[GIVEN TASK]: Copy the records from their first line through the line containing "- source-desc: Select the video", including both of those lines.

+++ PROVIDED MATERIAL +++

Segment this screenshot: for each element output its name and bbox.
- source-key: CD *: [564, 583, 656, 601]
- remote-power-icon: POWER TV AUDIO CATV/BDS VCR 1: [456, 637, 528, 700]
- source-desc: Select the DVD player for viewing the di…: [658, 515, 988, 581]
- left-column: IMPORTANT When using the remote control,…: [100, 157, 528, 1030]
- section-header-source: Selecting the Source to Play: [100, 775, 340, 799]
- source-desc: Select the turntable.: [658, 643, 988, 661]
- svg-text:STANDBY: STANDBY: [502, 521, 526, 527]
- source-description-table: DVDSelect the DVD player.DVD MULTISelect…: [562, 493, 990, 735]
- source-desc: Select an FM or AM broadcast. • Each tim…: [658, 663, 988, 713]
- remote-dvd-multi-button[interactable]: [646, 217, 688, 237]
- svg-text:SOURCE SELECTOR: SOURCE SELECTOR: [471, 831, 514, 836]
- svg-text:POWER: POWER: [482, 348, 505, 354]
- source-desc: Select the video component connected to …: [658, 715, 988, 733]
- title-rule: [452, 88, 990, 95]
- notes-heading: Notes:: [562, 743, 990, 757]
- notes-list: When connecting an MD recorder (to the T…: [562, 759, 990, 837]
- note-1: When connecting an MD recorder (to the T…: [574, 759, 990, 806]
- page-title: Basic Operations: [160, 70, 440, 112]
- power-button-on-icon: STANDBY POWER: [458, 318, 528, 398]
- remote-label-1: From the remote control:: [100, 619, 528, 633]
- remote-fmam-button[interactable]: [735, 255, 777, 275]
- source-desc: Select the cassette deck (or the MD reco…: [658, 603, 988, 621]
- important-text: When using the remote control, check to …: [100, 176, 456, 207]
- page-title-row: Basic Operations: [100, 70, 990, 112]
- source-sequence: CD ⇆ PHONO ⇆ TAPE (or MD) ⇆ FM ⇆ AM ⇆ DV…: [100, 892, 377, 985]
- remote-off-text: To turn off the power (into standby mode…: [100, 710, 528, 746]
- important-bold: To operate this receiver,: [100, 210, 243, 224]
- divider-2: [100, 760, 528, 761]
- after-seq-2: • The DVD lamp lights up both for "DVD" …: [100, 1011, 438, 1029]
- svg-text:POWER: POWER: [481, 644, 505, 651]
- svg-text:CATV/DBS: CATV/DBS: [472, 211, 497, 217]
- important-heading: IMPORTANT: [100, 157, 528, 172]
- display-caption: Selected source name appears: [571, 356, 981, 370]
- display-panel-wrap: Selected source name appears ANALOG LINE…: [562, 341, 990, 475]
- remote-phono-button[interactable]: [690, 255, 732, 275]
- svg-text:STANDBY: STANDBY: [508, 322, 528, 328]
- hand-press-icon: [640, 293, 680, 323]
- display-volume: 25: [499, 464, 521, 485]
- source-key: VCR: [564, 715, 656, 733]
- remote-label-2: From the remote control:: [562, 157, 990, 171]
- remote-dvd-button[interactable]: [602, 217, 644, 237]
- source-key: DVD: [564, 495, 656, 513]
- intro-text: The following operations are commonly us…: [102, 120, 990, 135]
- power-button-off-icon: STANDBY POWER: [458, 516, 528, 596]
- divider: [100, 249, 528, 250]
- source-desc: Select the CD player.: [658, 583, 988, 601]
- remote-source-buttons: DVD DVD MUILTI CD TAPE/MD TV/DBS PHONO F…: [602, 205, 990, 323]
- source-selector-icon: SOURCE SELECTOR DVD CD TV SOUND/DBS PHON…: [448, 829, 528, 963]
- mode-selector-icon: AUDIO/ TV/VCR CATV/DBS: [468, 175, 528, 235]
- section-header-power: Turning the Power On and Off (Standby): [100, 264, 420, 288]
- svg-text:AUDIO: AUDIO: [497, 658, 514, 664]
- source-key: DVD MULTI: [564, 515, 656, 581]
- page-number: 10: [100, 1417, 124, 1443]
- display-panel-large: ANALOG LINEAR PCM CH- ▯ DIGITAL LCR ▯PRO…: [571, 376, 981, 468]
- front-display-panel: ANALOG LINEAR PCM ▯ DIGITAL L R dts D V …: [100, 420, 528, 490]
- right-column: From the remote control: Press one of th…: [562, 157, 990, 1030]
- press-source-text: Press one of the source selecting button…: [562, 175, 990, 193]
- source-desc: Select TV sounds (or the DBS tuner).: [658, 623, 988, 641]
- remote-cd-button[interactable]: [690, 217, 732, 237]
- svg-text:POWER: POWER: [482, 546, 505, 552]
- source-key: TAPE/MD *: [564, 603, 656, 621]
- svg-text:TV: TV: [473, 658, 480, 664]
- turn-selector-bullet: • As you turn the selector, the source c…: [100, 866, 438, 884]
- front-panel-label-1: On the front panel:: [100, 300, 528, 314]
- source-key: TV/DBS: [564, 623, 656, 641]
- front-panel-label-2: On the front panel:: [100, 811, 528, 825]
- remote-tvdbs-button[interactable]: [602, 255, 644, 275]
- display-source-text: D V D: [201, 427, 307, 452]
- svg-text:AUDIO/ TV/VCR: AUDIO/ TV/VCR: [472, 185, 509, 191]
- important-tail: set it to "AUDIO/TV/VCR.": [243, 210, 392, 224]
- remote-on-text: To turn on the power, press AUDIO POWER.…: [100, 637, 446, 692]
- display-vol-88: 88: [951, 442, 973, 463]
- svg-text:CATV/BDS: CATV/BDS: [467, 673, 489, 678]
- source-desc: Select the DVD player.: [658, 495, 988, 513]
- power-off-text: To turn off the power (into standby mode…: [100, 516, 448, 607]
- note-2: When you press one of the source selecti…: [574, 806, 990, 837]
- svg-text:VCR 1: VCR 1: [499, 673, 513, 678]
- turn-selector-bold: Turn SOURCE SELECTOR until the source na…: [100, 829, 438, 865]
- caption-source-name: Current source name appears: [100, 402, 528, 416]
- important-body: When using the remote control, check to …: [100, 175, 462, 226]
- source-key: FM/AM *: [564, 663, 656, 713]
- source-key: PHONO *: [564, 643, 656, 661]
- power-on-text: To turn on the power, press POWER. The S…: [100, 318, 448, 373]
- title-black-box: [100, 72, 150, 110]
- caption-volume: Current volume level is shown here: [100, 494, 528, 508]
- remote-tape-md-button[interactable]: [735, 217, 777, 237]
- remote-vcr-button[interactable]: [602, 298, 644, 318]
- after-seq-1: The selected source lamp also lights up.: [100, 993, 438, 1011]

+++

[EXERCISE ANSWER]:
Segment this screenshot: for each element output its name and bbox.
- source-key: CD *: [564, 583, 656, 601]
- remote-power-icon: POWER TV AUDIO CATV/BDS VCR 1: [456, 637, 528, 700]
- source-desc: Select the DVD player for viewing the di…: [658, 515, 988, 581]
- left-column: IMPORTANT When using the remote control,…: [100, 157, 528, 1030]
- section-header-source: Selecting the Source to Play: [100, 775, 340, 799]
- source-desc: Select the turntable.: [658, 643, 988, 661]
- svg-text:STANDBY: STANDBY: [502, 521, 526, 527]
- source-description-table: DVDSelect the DVD player.DVD MULTISelect…: [562, 493, 990, 735]
- source-desc: Select an FM or AM broadcast. • Each tim…: [658, 663, 988, 713]
- remote-dvd-multi-button[interactable]: [646, 217, 688, 237]
- svg-text:SOURCE SELECTOR: SOURCE SELECTOR: [471, 831, 514, 836]
- svg-text:POWER: POWER: [482, 348, 505, 354]
- source-desc: Select the video component connected to …: [658, 715, 988, 733]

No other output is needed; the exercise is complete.